- _Page excerpt_
□ □ □ □

The Labour Ministry has directed retirement fund body EPFO and health insurance provider ESIC to exempt startups from inspection and filing returns for 3 years.

In line with Prime Minister Narendra Modi’s vision to nurture startups, the ministry said in a set of directions last week that the new age ventures should be allowed to self-certify their compliance with 9 labour laws.

Labour Secretary Shankar Aggarwal in a letter said startups should not be inspected or asked to file returns for 3 years under 9 laws including Employees’ Provident Fund and Miscellaneous Provisions Act and the Employees State Insurance Act.

“Promoting startups would need special hand holding and nurturing. Thus, such ventures may be allowed to self-certify compliance with the Labour Laws,” he added.

They will be exempted from inspection under the Building and other Construction Workers (Regulation of Employment and Conditions of Service) Act, Inter-State Migrant Workmen (Regulation of Employment and Conditions of Service) Act, Payment of Gratuity Act and Contract Labour Act.

Startups will also be exempted from filing returns under the Industrial Disputes Act, Building and other Construction Workers Act, Inter-State Migrant Workmen Act, Contract Labour Act, EPF Act and ESI Act.

□ □ □ □

- _Items_
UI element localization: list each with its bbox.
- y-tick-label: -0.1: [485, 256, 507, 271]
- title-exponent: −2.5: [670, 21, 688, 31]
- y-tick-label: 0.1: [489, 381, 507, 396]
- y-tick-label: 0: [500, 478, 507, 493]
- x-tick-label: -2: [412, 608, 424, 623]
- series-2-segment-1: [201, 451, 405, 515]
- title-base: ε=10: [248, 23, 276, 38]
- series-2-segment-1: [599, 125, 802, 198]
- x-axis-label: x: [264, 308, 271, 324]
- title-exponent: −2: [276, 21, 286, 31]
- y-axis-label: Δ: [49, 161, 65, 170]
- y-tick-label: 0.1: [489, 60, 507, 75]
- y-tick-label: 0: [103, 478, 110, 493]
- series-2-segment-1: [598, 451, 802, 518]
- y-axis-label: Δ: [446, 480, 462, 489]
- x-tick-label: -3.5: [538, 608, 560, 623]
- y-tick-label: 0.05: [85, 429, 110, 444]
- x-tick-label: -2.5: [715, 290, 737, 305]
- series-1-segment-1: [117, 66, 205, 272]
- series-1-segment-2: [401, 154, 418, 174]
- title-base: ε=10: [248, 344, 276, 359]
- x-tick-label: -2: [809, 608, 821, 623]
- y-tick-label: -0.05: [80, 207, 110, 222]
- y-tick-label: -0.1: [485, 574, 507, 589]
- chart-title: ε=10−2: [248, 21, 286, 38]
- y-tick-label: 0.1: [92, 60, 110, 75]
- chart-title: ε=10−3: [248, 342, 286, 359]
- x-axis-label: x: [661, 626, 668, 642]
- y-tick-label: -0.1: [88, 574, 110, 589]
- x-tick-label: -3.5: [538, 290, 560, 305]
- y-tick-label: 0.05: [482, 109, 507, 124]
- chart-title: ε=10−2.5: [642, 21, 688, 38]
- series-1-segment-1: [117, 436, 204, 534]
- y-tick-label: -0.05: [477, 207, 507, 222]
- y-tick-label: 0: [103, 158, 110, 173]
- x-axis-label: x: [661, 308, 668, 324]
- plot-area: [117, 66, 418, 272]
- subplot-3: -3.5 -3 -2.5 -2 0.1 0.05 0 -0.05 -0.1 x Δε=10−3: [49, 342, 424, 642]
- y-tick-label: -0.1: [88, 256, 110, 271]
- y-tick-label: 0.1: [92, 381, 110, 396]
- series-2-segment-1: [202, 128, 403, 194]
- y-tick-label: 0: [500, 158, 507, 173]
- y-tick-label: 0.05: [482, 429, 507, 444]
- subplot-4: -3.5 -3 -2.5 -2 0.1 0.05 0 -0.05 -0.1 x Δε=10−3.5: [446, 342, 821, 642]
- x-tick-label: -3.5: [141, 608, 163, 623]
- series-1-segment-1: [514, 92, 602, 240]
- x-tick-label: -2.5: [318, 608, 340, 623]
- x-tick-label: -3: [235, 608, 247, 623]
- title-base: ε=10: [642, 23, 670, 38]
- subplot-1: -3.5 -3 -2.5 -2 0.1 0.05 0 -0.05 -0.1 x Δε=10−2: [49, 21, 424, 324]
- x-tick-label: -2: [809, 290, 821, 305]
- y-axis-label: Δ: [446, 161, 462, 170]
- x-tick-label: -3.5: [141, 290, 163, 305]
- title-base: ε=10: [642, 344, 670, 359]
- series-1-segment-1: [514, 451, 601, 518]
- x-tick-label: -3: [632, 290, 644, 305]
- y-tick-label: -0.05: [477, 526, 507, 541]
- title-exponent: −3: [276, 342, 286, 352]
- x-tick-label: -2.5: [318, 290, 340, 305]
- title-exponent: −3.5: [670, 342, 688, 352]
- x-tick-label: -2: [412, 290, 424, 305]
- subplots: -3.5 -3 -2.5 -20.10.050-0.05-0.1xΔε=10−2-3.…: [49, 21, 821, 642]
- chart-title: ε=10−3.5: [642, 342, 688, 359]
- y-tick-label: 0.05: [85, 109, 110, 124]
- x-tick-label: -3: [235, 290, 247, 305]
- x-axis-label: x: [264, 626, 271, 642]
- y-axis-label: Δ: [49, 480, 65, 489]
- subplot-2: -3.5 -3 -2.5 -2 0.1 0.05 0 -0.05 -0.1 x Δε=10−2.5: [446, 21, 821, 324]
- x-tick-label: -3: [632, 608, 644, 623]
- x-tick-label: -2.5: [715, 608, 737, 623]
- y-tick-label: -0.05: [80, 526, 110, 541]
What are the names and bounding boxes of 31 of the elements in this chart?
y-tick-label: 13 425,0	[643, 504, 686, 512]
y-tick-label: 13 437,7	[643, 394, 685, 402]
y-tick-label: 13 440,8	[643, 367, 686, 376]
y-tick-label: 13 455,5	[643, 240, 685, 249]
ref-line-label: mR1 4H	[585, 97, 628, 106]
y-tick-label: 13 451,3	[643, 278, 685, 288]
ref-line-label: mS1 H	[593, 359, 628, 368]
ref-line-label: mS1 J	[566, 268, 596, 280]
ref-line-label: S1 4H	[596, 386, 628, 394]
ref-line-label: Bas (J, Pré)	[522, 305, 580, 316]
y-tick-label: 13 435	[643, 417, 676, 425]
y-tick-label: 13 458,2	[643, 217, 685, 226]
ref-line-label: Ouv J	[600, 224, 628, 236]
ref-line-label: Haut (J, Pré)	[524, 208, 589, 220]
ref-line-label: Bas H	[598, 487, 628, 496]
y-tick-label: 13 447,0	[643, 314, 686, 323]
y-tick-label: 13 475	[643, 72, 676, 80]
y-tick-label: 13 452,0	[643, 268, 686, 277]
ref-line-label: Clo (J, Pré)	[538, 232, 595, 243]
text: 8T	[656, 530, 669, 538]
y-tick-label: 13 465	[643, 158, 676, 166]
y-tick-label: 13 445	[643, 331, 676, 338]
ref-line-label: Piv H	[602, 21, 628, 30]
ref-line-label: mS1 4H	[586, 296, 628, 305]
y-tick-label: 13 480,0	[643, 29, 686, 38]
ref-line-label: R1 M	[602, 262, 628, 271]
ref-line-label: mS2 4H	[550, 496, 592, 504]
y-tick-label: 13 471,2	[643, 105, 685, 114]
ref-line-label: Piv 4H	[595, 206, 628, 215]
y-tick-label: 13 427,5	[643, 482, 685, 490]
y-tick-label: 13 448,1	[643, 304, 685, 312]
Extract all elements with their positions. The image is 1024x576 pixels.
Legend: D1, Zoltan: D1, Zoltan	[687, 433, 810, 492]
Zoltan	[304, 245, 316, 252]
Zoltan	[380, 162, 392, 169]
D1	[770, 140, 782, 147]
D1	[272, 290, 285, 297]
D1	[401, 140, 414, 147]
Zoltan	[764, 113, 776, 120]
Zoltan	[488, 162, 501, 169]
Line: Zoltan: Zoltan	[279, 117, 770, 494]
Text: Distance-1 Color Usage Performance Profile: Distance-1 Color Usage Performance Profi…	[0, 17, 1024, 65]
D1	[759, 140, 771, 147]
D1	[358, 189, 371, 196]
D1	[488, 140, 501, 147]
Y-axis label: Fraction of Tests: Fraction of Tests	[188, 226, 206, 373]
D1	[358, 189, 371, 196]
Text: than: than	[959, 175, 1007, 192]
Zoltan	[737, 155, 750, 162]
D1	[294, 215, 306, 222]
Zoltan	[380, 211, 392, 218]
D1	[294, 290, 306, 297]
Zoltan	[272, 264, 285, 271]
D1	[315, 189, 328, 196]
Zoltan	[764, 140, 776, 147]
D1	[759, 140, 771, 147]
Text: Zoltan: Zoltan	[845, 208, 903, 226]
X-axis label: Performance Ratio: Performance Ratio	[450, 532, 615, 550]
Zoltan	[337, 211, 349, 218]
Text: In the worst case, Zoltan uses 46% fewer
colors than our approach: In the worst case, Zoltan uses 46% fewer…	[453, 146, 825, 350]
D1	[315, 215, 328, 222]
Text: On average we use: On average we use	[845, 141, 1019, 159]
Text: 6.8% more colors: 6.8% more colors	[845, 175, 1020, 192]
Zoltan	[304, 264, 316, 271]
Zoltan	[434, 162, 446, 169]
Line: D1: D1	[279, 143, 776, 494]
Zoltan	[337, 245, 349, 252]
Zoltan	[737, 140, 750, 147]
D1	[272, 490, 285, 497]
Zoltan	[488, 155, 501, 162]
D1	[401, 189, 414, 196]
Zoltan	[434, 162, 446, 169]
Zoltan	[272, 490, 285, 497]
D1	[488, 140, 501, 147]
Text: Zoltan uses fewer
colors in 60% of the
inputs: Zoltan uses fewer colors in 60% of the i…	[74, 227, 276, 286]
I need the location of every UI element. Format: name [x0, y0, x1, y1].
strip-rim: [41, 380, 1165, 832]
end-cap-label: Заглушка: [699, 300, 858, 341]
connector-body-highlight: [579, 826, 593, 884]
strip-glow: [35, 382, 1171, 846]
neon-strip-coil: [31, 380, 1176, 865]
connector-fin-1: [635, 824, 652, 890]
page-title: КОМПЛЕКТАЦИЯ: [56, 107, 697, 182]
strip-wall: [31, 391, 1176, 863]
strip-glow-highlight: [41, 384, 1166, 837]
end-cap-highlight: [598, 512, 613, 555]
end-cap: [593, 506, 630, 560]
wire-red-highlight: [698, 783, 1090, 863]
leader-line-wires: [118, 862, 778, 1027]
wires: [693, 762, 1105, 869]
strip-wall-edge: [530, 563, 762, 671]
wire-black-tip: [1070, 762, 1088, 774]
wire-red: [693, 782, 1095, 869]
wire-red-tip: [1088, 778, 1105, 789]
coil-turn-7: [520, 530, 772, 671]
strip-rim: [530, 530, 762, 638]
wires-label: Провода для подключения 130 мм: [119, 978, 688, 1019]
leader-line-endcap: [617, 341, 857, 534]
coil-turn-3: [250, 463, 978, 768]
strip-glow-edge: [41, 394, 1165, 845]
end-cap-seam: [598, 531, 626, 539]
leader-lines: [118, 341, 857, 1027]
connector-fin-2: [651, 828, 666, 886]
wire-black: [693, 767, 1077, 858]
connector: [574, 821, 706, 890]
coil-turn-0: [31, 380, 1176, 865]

□ □ □ □

Reproduce the entire text on labor law exemptions for startups word for word. The material here was taken from a different source than the text.

- _Exercise response_
The Labour Ministry has directed retirement fund body EPFO and health insurance provider ESIC to exempt startups from inspection and filing returns for 3 years.

In line with Prime Minister Narendra Modi’s vision to nurture startups, the ministry said in a set of directions last week that the new age ventures should be allowed to self-certify their compliance with 9 labour laws.

Labour Secretary Shankar Aggarwal in a letter said startups should not be inspected or asked to file returns for 3 years under 9 laws including Employees’ Provident Fund and Miscellaneous Provisions Act and the Employees State Insurance Act.

“Promoting startups would need special hand holding and nurturing. Thus, such ventures may be allowed to self-certify compliance with the Labour Laws,” he added.

They will be exempted from inspection under the Building and other Construction Workers (Regulation of Employment and Conditions of Service) Act, Inter-State Migrant Workmen (Regulation of Employment and Conditions of Service) Act, Payment of Gratuity Act and Contract Labour Act.

Startups will also be exempted from filing returns under the Industrial Disputes Act, Building and other Construction Workers Act, Inter-State Migrant Workmen Act, Contract Labour Act, EPF Act and ESI Act.